▶ [Set exercise]: Each entry should be quoted word for word, including every mark of punctuation.
::: Data shown
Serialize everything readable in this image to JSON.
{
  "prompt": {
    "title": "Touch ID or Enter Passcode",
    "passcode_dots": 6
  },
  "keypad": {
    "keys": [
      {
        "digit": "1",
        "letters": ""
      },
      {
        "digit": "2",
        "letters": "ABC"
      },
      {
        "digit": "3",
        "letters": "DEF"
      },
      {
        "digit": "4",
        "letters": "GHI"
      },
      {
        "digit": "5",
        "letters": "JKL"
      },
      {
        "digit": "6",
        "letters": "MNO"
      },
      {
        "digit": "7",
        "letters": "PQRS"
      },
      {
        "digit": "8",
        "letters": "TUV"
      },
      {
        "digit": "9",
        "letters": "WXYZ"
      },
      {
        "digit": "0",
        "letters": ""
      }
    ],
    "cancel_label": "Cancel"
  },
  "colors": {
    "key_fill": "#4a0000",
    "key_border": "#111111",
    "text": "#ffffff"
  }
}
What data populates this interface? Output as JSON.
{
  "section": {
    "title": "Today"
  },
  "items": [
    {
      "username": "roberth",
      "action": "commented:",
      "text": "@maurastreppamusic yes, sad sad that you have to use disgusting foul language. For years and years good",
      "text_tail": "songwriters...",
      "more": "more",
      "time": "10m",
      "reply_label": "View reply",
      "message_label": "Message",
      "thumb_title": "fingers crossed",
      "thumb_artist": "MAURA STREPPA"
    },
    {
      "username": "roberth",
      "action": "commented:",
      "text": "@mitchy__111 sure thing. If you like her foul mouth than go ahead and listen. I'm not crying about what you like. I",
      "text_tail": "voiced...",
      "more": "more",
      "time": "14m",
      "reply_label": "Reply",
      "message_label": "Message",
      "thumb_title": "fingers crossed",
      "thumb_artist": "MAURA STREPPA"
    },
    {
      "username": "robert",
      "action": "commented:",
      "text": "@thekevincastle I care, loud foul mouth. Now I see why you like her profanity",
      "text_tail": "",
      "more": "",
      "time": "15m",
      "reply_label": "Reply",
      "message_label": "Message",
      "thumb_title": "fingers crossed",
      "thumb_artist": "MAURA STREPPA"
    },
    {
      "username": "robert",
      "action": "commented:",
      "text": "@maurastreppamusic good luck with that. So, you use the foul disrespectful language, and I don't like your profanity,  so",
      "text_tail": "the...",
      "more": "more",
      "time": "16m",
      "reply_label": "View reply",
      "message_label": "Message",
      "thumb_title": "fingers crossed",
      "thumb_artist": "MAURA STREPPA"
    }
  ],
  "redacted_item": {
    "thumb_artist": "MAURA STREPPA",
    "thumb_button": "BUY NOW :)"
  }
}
::::::
▶ [Completed exercise]:
Serialize everything readable in this image to JSON.
{
  "prompt": {
    "title": "Touch ID or Enter Passcode",
    "passcode_dots": 6
  },
  "keypad": {
    "keys": [
      {
        "digit": "1",
        "letters": ""
      },
      {
        "digit": "2",
        "letters": "ABC"
      },
      {
        "digit": "3",
        "letters": "DEF"
      },
      {
        "digit": "4",
        "letters": "GHI"
      },
      {
        "digit": "5",
        "letters": "JKL"
      },
      {
        "digit": "6",
        "letters": "MNO"
      },
      {
        "digit": "7",
        "letters": "PQRS"
      },
      {
        "digit": "8",
        "letters": "TUV"
      },
      {
        "digit": "9",
        "letters": "WXYZ"
      },
      {
        "digit": "0",
        "letters": ""
      }
    ],
    "cancel_label": "Cancel"
  },
  "colors": {
    "key_fill": "#4a0000",
    "key_border": "#111111",
    "text": "#ffffff"
  }
}
What data populates this interface? Output as JSON.
{
  "section": {
    "title": "Today"
  },
  "items": [
    {
      "username": "roberth",
      "action": "commented:",
      "text": "@maurastreppamusic yes, sad sad that you have to use disgusting foul language. For years and years good",
      "text_tail": "songwriters...",
      "more": "more",
      "time": "10m",
      "reply_label": "View reply",
      "message_label": "Message",
      "thumb_title": "fingers crossed",
      "thumb_artist": "MAURA STREPPA"
    },
    {
      "username": "roberth",
      "action": "commented:",
      "text": "@mitchy__111 sure thing. If you like her foul mouth than go ahead and listen. I'm not crying about what you like. I",
      "text_tail": "voiced...",
      "more": "more",
      "time": "14m",
      "reply_label": "Reply",
      "message_label": "Message",
      "thumb_title": "fingers crossed",
      "thumb_artist": "MAURA STREPPA"
    },
    {
      "username": "robert",
      "action": "commented:",
      "text": "@thekevincastle I care, loud foul mouth. Now I see why you like her profanity",
      "text_tail": "",
      "more": "",
      "time": "15m",
      "reply_label": "Reply",
      "message_label": "Message",
      "thumb_title": "fingers crossed",
      "thumb_artist": "MAURA STREPPA"
    },
    {
      "username": "robert",
      "action": "commented:",
      "text": "@maurastreppamusic good luck with that. So, you use the foul disrespectful language, and I don't like your profanity,  so",
      "text_tail": "the...",
      "more": "more",
      "time": "16m",
      "reply_label": "View reply",
      "message_label": "Message",
      "thumb_title": "fingers crossed",
      "thumb_artist": "MAURA STREPPA"
    }
  ],
  "redacted_item": {
    "thumb_artist": "MAURA STREPPA",
    "thumb_button": "BUY NOW :)"
  }
}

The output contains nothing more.